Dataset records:

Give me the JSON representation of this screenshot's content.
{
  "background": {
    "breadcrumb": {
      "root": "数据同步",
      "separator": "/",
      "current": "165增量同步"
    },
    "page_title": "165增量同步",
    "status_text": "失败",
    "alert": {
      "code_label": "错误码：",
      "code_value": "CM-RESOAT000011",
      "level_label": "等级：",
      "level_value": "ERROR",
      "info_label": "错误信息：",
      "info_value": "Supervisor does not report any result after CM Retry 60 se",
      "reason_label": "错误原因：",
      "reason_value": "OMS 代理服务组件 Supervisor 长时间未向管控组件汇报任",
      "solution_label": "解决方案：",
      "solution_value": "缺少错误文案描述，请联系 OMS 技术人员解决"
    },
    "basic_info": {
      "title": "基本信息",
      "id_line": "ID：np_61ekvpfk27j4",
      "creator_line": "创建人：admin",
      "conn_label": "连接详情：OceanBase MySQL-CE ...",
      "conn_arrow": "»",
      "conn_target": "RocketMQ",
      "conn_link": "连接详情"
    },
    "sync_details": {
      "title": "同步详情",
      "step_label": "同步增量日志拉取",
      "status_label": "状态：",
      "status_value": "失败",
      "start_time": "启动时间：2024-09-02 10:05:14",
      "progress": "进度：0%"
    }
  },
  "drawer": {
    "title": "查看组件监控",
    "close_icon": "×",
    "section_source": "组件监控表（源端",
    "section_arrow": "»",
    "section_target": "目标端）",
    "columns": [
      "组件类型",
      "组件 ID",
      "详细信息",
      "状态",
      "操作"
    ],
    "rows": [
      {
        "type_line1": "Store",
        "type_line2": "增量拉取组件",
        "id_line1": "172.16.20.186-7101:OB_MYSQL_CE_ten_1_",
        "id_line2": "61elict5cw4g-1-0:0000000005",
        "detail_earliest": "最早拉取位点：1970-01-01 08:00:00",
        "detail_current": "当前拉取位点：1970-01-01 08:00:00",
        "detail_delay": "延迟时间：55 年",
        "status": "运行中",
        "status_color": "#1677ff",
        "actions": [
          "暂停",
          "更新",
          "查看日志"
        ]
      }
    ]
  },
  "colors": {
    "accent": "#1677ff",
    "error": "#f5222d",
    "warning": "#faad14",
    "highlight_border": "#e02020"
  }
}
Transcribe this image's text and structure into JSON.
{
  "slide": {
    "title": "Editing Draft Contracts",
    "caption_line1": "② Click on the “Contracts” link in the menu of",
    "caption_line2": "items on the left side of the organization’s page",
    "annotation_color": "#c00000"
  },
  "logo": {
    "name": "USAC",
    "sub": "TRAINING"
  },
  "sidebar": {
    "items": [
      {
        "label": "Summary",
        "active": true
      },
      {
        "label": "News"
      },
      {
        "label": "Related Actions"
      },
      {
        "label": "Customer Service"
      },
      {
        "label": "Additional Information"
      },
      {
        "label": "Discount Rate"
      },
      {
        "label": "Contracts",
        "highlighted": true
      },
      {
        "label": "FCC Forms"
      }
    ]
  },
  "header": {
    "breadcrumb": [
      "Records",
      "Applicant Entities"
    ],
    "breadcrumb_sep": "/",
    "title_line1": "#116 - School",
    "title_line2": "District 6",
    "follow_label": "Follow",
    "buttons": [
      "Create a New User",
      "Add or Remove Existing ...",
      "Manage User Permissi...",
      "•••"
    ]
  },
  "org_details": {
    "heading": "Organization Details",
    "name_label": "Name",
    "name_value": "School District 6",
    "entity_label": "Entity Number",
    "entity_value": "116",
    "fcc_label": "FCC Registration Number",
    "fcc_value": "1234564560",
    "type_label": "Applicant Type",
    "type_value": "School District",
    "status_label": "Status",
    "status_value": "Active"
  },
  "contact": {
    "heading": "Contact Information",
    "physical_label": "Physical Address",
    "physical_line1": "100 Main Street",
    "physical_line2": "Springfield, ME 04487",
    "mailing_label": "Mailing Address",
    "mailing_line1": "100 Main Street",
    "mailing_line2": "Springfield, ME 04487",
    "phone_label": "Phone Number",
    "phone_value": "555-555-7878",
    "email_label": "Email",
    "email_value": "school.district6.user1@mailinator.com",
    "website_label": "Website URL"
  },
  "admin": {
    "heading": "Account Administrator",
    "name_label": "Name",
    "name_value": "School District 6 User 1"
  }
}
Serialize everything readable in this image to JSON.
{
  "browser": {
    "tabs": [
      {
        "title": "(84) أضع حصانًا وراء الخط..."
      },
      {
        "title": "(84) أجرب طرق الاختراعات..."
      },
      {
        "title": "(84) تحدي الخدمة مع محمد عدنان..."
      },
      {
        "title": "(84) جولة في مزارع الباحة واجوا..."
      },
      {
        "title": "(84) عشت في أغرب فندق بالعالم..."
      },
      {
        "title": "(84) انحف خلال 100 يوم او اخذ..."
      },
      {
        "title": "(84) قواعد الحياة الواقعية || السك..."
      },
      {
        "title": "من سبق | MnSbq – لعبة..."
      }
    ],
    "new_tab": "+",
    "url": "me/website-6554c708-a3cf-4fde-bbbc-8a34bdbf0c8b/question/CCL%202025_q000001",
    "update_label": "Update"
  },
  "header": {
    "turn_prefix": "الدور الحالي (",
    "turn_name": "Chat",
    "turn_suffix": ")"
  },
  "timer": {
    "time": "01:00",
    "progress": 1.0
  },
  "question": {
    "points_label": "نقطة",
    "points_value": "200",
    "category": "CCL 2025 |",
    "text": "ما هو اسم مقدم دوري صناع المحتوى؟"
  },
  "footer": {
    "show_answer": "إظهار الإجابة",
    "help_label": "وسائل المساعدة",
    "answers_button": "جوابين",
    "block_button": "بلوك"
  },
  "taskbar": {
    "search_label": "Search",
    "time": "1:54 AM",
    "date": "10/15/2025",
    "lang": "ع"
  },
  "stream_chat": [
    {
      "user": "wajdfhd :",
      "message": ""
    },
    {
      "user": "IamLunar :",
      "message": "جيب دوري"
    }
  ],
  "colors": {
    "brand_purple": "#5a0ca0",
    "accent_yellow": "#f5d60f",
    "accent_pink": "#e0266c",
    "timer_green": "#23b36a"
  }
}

■ **Work to complete**:
From the line containing "Serialize everything readable" down to the final line of the data, write out every line exactly; both the first and last of these belong in your answer, and nothing else does.

■ **Response for this exercise**:
Serialize everything readable in this image to JSON.
{
  "browser": {
    "tabs": [
      {
        "title": "(84) أضع حصانًا وراء الخط..."
      },
      {
        "title": "(84) أجرب طرق الاختراعات..."
      },
      {
        "title": "(84) تحدي الخدمة مع محمد عدنان..."
      },
      {
        "title": "(84) جولة في مزارع الباحة واجوا..."
      },
      {
        "title": "(84) عشت في أغرب فندق بالعالم..."
      },
      {
        "title": "(84) انحف خلال 100 يوم او اخذ..."
      },
      {
        "title": "(84) قواعد الحياة الواقعية || السك..."
      },
      {
        "title": "من سبق | MnSbq – لعبة..."
      }
    ],
    "new_tab": "+",
    "url": "me/website-6554c708-a3cf-4fde-bbbc-8a34bdbf0c8b/question/CCL%202025_q000001",
    "update_label": "Update"
  },
  "header": {
    "turn_prefix": "الدور الحالي (",
    "turn_name": "Chat",
    "turn_suffix": ")"
  },
  "timer": {
    "time": "01:00",
    "progress": 1.0
  },
  "question": {
    "points_label": "نقطة",
    "points_value": "200",
    "category": "CCL 2025 |",
    "text": "ما هو اسم مقدم دوري صناع المحتوى؟"
  },
  "footer": {
    "show_answer": "إظهار الإجابة",
    "help_label": "وسائل المساعدة",
    "answers_button": "جوابين",
    "block_button": "بلوك"
  },
  "taskbar": {
    "search_label": "Search",
    "time": "1:54 AM",
    "date": "10/15/2025",
    "lang": "ع"
  },
  "stream_chat": [
    {
      "user": "wajdfhd :",
      "message": ""
    },
    {
      "user": "IamLunar :",
      "message": "جيب دوري"
    }
  ],
  "colors": {
    "brand_purple": "#5a0ca0",
    "accent_yellow": "#f5d60f",
    "accent_pink": "#e0266c",
    "timer_green": "#23b36a"
  }
}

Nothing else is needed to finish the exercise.